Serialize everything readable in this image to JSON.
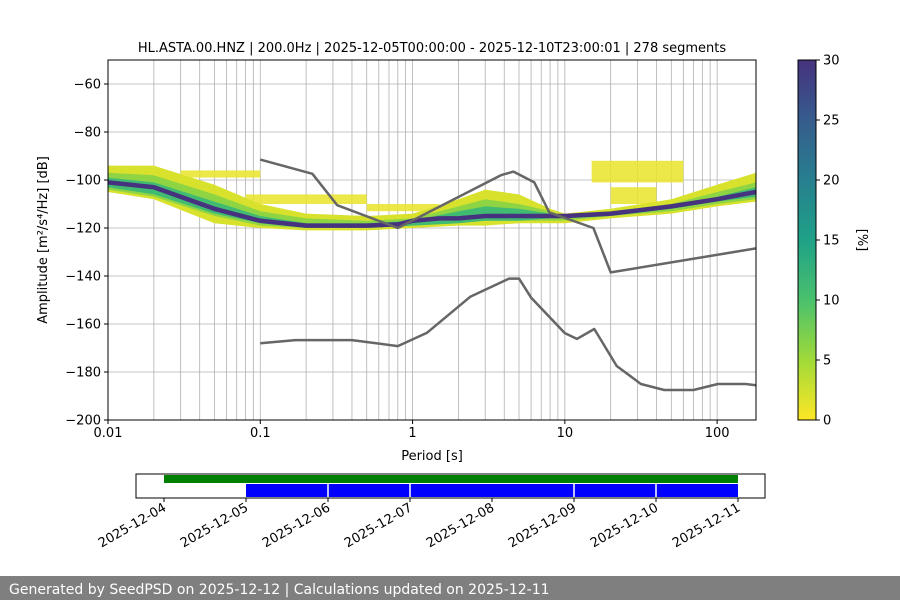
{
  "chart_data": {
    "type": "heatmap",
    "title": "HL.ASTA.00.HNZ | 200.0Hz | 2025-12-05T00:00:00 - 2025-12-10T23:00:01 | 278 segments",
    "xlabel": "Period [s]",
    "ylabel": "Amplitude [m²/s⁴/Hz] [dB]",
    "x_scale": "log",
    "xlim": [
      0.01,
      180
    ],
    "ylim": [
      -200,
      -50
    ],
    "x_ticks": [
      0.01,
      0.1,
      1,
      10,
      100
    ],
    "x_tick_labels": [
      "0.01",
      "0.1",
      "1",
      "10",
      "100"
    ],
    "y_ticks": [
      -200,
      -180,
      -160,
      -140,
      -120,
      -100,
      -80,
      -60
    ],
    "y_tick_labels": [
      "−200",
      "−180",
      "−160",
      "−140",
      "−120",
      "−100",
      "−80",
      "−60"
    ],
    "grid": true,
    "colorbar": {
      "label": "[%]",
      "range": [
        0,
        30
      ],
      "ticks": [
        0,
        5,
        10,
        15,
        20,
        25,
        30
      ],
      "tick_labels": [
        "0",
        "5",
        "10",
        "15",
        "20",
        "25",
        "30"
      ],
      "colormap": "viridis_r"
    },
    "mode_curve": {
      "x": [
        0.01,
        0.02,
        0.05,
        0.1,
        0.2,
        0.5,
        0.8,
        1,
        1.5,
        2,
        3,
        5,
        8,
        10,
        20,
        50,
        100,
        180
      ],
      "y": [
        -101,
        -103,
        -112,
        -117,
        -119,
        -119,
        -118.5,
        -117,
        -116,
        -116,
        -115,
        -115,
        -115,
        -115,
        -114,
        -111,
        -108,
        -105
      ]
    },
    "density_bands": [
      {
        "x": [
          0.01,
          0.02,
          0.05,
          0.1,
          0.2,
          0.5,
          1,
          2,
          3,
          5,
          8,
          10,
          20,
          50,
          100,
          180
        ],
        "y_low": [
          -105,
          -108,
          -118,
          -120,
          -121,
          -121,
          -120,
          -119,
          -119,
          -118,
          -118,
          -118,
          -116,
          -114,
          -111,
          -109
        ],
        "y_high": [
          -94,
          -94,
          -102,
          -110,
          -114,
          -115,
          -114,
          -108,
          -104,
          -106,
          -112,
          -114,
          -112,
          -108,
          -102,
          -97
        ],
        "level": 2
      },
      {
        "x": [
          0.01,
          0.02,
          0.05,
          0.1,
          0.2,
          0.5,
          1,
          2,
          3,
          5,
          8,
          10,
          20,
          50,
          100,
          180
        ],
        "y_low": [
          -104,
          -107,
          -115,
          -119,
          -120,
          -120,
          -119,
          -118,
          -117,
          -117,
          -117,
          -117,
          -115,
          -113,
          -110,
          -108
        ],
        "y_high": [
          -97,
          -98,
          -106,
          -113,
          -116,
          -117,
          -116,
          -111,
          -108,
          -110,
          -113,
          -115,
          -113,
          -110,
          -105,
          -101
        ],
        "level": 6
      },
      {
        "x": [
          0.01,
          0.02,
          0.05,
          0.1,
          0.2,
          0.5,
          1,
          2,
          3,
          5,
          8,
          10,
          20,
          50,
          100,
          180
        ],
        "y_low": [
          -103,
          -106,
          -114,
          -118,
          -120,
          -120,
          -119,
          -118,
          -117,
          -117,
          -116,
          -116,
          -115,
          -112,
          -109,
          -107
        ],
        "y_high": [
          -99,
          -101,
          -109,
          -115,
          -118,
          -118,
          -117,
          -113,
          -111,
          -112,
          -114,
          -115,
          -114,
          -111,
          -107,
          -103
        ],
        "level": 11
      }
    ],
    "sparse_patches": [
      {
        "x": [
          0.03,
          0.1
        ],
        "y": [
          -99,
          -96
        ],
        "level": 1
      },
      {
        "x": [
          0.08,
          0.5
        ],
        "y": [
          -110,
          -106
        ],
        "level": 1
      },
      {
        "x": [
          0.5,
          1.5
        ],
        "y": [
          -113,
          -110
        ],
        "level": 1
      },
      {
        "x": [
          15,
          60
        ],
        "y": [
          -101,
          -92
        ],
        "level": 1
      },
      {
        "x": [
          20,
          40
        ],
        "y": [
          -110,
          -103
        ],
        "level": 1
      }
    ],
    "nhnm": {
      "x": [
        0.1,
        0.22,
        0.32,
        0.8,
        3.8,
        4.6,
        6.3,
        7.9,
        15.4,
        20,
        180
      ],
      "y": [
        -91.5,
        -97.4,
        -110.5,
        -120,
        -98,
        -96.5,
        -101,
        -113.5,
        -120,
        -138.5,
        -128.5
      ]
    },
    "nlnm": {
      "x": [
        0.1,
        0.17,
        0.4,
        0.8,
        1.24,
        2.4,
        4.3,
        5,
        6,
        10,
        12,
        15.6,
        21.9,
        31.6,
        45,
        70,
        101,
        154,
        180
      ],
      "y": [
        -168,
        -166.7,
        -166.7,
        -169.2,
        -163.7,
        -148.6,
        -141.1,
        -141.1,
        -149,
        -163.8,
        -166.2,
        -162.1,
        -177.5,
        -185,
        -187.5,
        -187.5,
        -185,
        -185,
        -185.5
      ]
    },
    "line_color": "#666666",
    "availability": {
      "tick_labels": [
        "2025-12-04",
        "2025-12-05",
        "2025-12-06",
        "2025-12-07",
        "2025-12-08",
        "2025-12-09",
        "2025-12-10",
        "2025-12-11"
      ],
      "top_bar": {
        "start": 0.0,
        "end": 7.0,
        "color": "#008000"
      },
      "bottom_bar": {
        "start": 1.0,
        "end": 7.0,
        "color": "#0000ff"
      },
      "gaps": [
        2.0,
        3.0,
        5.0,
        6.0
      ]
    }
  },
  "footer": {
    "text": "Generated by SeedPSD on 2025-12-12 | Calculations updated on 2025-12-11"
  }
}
════════
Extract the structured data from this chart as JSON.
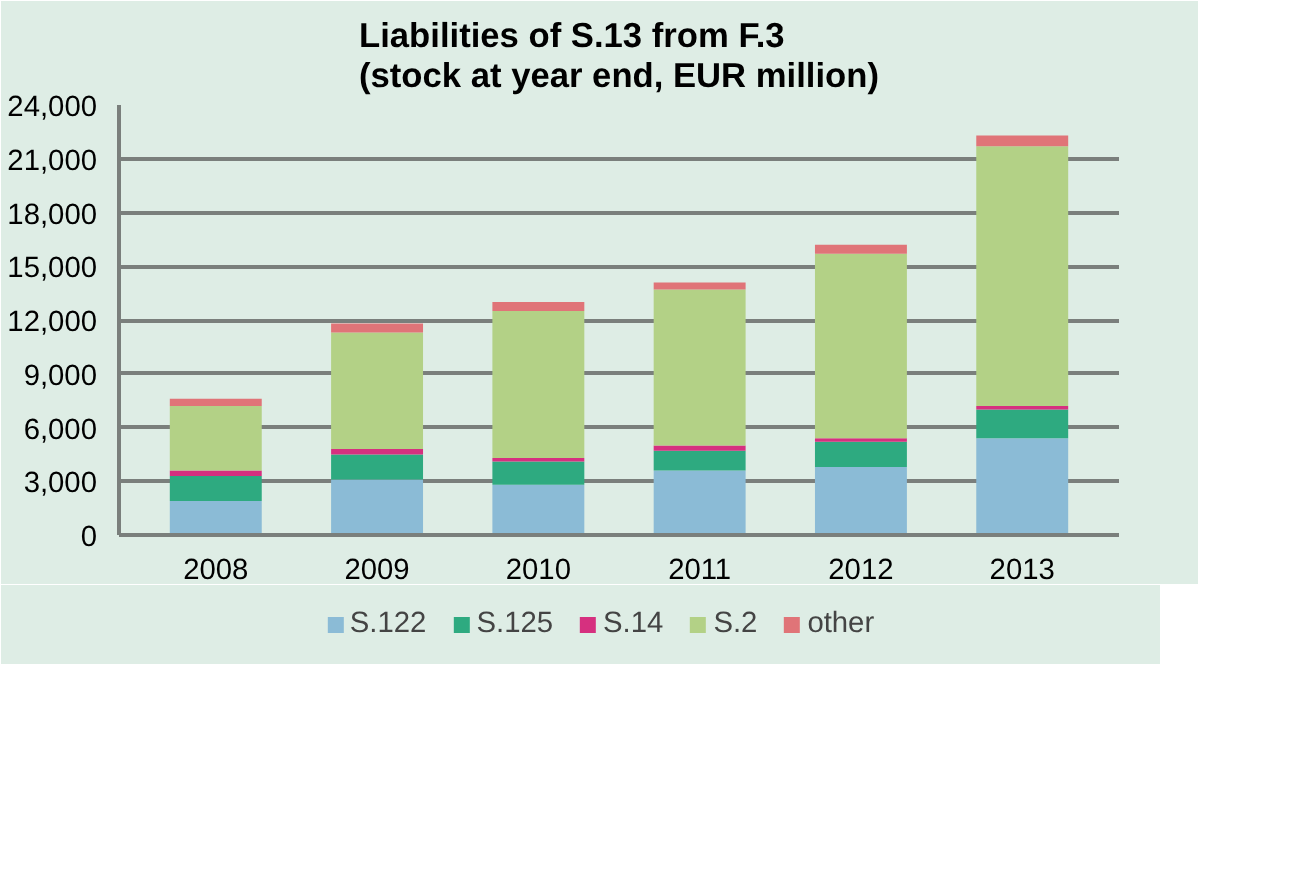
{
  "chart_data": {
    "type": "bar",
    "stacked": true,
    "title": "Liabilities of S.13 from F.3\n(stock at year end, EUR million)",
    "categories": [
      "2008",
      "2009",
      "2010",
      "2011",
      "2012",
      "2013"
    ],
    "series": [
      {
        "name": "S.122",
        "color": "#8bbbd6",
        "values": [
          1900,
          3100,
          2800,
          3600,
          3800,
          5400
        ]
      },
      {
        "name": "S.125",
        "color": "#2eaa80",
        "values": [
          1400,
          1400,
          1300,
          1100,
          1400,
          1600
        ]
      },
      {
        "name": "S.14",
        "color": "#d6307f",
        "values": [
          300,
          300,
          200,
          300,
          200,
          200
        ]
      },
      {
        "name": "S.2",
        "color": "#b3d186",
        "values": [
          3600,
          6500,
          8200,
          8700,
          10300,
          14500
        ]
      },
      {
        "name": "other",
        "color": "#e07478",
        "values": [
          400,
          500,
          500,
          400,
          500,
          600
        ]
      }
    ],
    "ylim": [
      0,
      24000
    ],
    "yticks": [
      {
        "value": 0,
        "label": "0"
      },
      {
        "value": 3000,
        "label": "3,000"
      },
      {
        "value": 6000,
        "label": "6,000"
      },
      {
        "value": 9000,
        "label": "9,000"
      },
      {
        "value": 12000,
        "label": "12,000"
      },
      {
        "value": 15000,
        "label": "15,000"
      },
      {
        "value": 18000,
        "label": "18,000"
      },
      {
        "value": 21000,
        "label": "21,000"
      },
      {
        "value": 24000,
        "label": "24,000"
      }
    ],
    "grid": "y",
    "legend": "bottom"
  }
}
════════
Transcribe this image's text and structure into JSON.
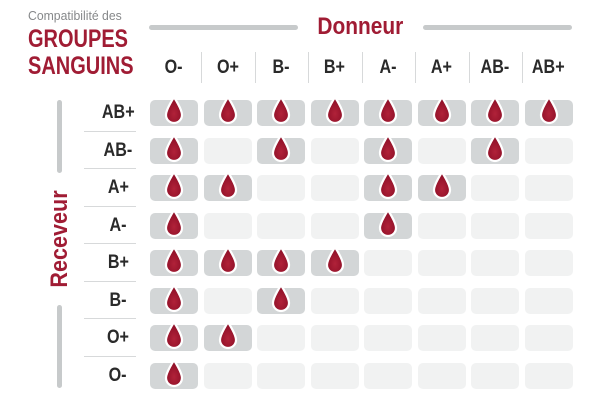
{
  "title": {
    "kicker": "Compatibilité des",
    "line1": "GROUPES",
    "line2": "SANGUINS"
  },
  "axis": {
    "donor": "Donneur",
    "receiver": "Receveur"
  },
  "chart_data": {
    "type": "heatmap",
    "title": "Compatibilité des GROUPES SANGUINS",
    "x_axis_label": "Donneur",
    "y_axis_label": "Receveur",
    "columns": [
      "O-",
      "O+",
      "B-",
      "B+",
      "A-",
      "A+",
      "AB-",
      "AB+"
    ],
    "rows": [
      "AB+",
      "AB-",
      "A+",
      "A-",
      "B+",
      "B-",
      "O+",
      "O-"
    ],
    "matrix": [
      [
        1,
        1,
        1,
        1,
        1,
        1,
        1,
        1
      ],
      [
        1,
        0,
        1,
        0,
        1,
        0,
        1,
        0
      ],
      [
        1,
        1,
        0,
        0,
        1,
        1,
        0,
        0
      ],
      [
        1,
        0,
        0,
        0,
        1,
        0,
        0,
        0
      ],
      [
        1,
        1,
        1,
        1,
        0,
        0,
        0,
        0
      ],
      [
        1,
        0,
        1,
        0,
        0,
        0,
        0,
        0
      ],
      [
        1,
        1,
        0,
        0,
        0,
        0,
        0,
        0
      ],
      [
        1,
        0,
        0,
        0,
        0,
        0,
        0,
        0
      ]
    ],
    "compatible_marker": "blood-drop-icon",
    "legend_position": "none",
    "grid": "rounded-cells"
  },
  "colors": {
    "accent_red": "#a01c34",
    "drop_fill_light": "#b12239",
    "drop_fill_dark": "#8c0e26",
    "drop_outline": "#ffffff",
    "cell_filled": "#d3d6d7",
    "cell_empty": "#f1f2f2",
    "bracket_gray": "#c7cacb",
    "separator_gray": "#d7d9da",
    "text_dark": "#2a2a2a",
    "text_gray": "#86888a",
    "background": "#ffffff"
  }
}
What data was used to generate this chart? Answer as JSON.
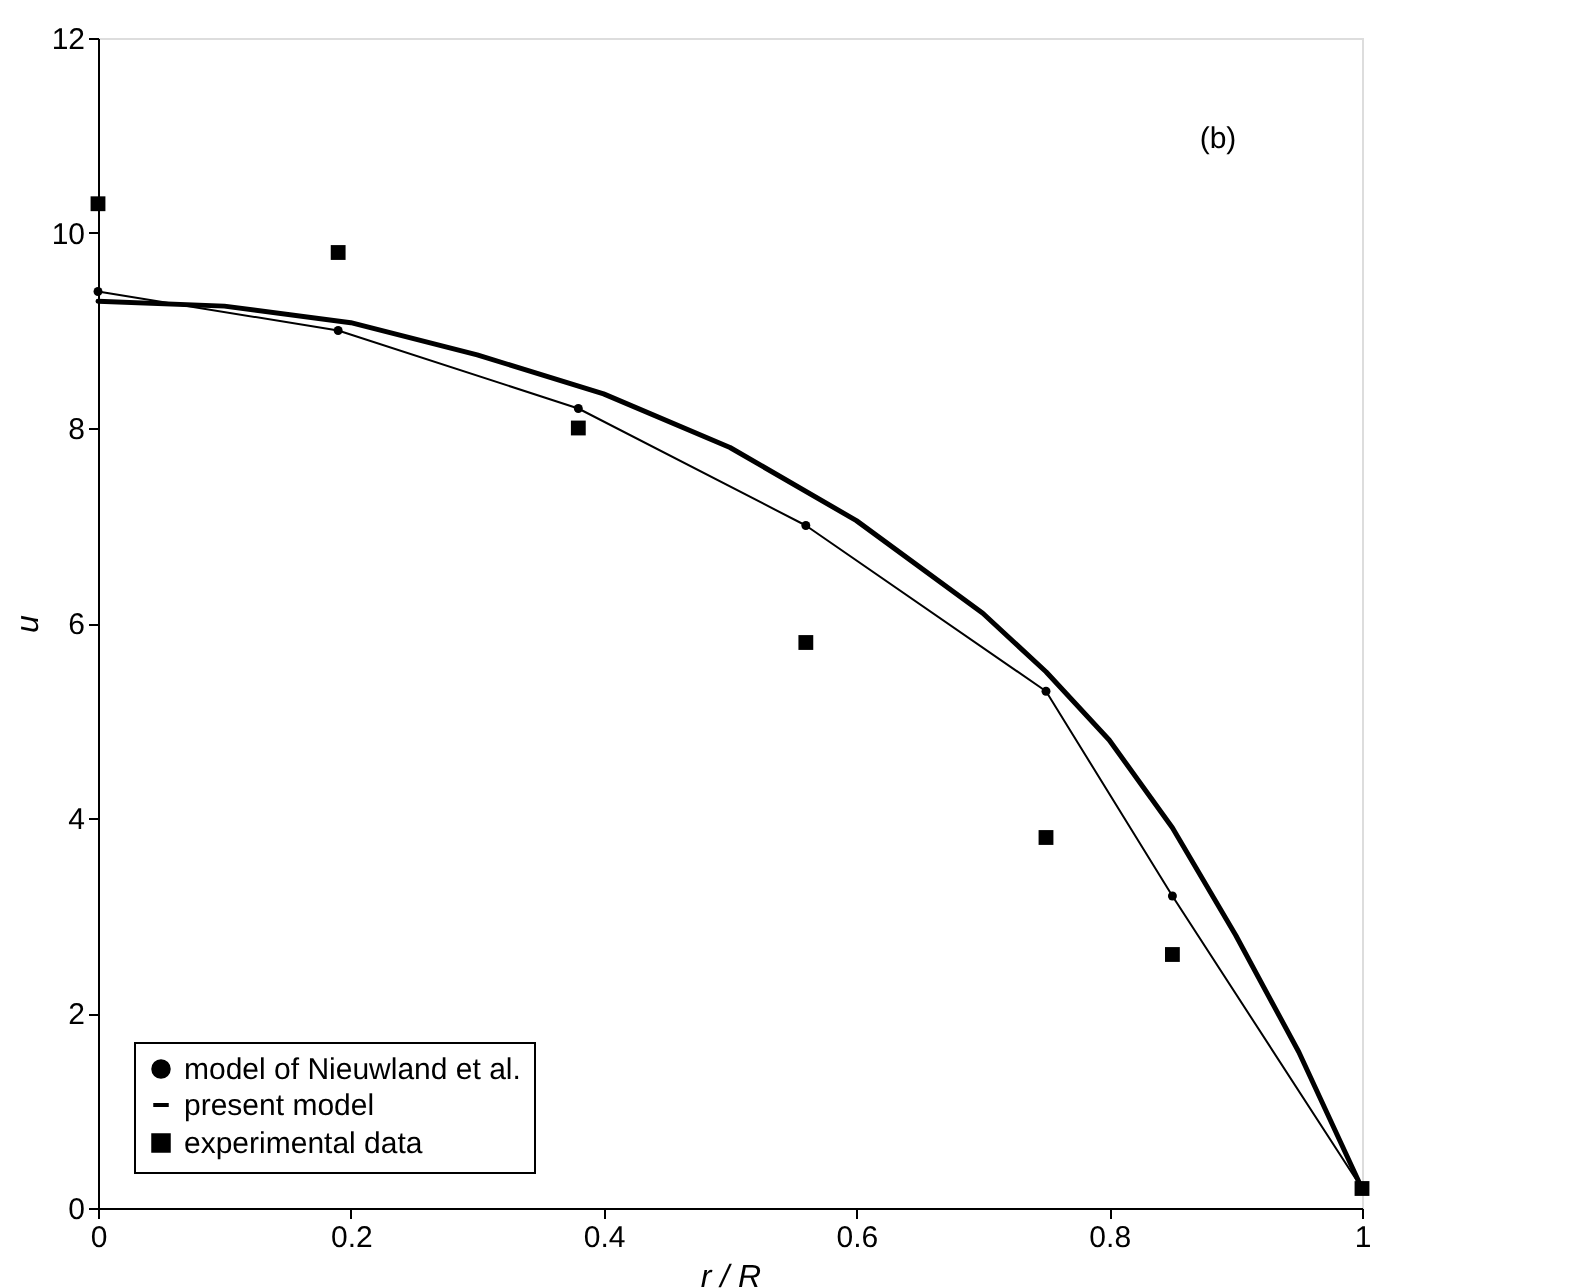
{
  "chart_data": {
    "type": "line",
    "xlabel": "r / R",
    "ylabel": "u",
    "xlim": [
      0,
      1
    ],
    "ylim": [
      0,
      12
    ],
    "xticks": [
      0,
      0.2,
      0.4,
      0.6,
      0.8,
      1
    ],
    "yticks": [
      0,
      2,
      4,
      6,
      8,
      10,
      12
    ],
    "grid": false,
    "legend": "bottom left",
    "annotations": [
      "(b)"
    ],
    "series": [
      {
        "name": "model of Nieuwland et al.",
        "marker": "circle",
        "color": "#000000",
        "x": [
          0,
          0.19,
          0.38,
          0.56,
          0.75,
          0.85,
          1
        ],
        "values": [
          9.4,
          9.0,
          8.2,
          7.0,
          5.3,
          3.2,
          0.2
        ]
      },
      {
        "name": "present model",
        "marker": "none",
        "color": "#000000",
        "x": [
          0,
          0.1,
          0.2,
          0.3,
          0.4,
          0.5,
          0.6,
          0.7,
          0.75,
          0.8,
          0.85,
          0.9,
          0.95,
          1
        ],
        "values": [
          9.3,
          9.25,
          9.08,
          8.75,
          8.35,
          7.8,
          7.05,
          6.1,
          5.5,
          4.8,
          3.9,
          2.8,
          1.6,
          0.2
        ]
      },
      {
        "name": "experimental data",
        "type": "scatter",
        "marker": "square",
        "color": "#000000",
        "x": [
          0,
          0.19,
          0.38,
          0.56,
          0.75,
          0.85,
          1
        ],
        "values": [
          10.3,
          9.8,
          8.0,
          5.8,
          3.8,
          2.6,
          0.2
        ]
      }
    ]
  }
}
════════
Pick out the lines that contain "image" and copy them.

Serialize everything readable in this image to JSON.
Transcribe this image's text and structure into JSON.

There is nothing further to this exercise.